MATERIAL PROVIDED:
------------------------
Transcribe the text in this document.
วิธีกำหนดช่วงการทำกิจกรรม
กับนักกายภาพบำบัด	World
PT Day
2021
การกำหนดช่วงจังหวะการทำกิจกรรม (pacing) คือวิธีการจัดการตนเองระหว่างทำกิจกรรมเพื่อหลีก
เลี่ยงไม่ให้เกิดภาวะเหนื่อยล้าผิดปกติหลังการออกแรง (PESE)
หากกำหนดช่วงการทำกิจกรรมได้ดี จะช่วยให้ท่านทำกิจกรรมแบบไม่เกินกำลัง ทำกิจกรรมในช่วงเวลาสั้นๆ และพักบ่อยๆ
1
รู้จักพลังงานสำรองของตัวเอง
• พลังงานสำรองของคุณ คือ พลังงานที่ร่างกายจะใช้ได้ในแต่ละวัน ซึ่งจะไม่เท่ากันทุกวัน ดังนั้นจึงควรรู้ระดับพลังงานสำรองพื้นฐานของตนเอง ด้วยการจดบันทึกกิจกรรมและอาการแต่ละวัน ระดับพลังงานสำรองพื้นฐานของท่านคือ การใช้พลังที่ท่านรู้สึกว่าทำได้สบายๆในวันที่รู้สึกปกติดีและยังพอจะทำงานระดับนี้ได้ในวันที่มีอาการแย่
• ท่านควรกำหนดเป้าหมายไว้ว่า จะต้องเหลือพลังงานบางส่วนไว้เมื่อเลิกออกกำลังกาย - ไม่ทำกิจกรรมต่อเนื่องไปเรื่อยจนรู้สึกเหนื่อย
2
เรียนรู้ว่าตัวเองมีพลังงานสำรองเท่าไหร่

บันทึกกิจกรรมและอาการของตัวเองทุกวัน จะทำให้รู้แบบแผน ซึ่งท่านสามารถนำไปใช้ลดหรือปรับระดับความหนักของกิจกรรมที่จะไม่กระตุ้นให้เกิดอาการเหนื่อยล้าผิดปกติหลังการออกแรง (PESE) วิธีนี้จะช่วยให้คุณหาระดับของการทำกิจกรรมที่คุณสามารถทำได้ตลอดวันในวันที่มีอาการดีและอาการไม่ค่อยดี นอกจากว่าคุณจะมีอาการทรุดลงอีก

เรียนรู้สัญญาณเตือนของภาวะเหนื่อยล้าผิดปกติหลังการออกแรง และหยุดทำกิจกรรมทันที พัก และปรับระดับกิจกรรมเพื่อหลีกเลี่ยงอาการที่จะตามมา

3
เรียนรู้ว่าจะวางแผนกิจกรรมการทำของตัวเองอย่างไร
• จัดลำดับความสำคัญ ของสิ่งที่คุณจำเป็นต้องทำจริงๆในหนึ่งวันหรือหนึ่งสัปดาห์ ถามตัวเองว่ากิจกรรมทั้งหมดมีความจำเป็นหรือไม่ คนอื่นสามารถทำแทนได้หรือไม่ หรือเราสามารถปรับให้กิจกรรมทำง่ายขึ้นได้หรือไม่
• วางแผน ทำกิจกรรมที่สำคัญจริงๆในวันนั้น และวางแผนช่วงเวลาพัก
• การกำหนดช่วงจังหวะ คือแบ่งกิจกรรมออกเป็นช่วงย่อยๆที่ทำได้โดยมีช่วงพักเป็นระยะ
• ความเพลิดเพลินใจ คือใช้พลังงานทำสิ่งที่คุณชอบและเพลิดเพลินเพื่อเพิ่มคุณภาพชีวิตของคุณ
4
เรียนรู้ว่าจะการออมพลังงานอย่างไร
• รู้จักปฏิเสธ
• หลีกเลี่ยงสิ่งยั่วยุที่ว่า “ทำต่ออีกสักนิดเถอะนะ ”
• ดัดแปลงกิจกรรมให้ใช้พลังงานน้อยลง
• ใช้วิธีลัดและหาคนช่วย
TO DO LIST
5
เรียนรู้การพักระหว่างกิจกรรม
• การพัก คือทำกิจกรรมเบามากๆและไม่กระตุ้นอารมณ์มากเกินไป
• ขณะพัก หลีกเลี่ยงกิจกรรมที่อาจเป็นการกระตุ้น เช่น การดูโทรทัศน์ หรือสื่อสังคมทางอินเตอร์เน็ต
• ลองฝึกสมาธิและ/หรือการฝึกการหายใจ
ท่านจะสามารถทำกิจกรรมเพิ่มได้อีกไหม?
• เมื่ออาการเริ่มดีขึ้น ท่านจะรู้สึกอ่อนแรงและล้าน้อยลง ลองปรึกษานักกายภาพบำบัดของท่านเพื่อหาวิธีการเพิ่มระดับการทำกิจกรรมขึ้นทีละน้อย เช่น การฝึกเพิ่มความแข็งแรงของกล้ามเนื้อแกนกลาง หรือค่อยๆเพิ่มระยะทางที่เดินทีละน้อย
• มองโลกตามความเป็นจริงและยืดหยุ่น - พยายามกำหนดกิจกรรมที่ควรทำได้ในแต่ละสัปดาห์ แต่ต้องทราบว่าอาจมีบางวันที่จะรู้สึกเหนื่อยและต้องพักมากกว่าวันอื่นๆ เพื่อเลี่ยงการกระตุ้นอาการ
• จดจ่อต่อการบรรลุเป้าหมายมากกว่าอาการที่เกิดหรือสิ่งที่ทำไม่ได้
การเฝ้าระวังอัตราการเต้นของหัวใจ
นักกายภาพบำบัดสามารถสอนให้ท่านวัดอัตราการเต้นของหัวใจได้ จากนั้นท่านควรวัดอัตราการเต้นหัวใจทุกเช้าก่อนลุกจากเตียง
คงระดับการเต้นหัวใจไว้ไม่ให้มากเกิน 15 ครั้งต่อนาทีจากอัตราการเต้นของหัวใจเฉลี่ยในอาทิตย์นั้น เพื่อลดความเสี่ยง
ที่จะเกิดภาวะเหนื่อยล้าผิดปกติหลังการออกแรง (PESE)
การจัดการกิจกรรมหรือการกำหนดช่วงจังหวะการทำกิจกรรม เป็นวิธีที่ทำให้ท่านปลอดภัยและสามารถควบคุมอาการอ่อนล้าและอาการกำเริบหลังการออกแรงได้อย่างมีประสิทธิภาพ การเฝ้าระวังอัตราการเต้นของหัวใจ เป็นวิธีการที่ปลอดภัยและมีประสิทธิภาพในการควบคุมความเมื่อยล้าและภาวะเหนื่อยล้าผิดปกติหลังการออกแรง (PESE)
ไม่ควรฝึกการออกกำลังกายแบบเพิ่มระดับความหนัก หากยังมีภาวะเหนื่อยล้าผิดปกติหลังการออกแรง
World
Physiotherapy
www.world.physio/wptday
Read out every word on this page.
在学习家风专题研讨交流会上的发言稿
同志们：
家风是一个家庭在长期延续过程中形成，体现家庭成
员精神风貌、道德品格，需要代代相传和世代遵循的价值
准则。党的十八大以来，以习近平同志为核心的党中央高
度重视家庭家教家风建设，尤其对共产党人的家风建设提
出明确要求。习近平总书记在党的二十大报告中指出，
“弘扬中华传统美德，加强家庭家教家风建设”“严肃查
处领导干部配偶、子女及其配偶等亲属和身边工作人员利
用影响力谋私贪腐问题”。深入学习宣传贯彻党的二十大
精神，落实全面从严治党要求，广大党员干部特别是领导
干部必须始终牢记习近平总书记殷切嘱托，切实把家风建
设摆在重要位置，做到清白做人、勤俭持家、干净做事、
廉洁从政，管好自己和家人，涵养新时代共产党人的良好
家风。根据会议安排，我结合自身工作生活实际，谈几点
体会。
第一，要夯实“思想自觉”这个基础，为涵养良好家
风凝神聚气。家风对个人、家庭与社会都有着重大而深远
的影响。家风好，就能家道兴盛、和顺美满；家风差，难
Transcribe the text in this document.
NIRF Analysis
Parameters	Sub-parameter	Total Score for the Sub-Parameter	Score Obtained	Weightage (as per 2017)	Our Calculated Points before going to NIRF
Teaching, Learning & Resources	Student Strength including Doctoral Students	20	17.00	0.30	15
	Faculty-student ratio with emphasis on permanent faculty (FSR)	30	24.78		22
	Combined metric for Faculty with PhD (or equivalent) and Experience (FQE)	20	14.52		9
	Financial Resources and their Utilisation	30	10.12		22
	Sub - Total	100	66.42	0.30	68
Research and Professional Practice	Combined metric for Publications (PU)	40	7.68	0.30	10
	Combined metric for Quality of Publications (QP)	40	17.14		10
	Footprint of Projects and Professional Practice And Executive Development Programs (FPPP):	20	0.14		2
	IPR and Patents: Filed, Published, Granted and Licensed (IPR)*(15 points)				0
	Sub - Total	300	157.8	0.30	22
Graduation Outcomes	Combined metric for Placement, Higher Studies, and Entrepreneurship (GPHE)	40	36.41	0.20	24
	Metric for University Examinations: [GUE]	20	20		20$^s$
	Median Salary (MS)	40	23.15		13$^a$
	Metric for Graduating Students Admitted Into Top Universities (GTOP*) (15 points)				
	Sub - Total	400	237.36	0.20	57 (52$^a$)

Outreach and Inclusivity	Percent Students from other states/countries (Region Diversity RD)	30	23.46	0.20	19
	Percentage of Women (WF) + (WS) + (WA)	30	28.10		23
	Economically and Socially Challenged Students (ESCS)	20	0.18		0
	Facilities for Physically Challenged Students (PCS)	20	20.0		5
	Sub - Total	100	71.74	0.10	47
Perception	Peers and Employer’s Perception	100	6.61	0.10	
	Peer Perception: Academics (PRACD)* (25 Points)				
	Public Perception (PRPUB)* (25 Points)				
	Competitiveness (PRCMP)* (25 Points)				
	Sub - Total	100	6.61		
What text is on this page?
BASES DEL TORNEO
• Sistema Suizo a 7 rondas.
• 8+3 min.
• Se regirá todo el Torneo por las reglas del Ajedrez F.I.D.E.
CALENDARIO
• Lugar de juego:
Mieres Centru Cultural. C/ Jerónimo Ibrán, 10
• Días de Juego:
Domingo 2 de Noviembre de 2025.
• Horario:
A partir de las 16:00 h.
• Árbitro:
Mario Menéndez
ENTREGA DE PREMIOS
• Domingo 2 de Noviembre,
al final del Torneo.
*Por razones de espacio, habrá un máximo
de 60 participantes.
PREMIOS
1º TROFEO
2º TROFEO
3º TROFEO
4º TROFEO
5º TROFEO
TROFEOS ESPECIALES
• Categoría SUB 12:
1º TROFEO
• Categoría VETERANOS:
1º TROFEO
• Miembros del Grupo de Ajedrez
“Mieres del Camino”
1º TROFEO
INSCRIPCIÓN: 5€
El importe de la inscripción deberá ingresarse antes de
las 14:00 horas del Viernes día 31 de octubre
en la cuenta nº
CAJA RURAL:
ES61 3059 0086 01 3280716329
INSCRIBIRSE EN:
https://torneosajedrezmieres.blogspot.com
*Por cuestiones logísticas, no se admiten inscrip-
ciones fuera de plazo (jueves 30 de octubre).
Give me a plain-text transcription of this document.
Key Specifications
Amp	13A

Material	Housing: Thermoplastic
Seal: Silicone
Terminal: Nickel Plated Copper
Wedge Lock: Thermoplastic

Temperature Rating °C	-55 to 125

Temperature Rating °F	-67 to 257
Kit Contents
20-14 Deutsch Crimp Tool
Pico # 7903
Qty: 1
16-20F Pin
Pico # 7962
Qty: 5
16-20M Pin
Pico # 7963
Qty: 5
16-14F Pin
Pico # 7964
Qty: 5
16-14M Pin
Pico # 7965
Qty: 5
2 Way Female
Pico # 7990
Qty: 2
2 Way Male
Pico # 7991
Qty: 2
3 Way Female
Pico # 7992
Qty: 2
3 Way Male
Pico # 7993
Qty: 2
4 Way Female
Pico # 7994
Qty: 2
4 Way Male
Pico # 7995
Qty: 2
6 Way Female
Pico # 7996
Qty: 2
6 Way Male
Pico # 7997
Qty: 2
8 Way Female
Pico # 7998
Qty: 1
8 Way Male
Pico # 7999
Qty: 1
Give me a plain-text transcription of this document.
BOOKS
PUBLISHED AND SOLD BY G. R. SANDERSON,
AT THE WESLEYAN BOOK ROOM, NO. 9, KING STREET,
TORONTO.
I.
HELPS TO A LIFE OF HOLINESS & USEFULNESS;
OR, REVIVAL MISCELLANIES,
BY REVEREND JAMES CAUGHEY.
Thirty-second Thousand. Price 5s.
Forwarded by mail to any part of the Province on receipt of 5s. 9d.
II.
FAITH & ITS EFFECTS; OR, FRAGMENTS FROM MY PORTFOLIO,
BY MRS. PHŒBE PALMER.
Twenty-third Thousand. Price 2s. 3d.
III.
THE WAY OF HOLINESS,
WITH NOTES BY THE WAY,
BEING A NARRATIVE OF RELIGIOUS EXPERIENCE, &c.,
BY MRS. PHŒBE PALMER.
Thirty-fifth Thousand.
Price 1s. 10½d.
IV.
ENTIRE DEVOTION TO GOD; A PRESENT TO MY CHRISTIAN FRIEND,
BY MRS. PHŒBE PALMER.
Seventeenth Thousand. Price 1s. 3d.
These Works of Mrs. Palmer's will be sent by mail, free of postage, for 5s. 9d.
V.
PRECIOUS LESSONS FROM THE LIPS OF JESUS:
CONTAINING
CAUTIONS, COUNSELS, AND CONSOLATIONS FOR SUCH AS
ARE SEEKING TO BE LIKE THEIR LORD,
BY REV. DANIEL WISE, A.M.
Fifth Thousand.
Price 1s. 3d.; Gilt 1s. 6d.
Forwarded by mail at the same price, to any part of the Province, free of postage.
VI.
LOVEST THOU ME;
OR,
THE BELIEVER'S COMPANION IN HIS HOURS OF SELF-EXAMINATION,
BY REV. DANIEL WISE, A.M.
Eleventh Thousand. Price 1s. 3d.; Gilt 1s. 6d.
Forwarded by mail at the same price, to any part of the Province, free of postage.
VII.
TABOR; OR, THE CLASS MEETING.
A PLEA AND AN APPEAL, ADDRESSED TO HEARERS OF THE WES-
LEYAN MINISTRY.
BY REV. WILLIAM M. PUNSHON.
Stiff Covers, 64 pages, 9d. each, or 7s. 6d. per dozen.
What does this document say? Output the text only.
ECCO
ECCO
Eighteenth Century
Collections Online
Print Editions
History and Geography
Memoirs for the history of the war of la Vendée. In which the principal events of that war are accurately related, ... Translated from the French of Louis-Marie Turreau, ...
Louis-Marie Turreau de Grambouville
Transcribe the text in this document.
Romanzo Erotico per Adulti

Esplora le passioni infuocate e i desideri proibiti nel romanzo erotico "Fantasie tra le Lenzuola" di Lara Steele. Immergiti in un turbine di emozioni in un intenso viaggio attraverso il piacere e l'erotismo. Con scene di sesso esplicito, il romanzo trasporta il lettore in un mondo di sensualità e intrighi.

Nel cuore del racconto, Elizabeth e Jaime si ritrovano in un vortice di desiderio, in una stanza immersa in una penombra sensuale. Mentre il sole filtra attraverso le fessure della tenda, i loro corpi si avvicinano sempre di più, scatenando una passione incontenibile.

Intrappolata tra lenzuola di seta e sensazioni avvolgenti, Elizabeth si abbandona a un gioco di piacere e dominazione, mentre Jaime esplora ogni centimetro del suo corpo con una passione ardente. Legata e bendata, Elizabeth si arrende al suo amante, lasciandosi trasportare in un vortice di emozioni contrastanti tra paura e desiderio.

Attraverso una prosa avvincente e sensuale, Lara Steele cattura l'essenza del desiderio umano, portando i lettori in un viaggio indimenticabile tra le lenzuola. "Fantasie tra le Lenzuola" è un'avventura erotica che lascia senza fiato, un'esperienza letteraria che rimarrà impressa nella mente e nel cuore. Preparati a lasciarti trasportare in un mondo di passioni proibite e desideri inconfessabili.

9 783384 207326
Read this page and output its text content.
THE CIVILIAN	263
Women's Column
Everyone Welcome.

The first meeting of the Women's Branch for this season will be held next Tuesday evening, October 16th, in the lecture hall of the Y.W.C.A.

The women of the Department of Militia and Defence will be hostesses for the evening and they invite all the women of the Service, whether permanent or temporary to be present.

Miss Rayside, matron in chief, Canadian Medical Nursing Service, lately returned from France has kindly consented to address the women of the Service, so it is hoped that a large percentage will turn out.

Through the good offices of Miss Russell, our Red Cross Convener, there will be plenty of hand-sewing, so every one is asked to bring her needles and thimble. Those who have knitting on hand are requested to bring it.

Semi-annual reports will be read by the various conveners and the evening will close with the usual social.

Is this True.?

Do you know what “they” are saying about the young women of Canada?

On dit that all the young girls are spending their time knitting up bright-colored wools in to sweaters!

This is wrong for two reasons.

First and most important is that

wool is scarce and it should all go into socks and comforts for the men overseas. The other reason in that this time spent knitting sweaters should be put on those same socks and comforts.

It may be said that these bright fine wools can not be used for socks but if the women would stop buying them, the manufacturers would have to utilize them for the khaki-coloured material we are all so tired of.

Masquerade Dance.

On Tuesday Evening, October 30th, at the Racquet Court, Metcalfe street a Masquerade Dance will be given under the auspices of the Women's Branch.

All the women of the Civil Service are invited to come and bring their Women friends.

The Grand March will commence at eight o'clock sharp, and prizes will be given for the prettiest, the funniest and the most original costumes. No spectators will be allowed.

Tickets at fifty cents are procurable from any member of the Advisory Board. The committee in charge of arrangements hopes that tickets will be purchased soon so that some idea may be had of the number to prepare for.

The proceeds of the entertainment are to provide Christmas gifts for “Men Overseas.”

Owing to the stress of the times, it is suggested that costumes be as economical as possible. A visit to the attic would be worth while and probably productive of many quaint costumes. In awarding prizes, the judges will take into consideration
------------------------
WORK TO COMPLETE: Find the string "passioni" in the records, then copy each line where it occurs.

ANSWER TO THIS TASK:
Esplora le passioni infuocate e i desideri proibiti nel romanzo erotico "Fantasie tra le Lenzuola" di Lara Steele. Immergiti in un turbine di emozioni in un intenso viaggio attraverso il piacere e l'erotismo. Con scene di sesso esplicito, il romanzo trasporta il lettore in un mondo di sensualità e intrighi.
Attraverso una prosa avvincente e sensuale, Lara Steele cattura l'essenza del desiderio umano, portando i lettori in un viaggio indimenticabile tra le lenzuola. "Fantasie tra le Lenzuola" è un'avventura erotica che lascia senza fiato, un'esperienza letteraria che rimarrà impressa nella mente e nel cuore. Preparati a lasciarti trasportare in un mondo di passioni proibite e desideri inconfessabili.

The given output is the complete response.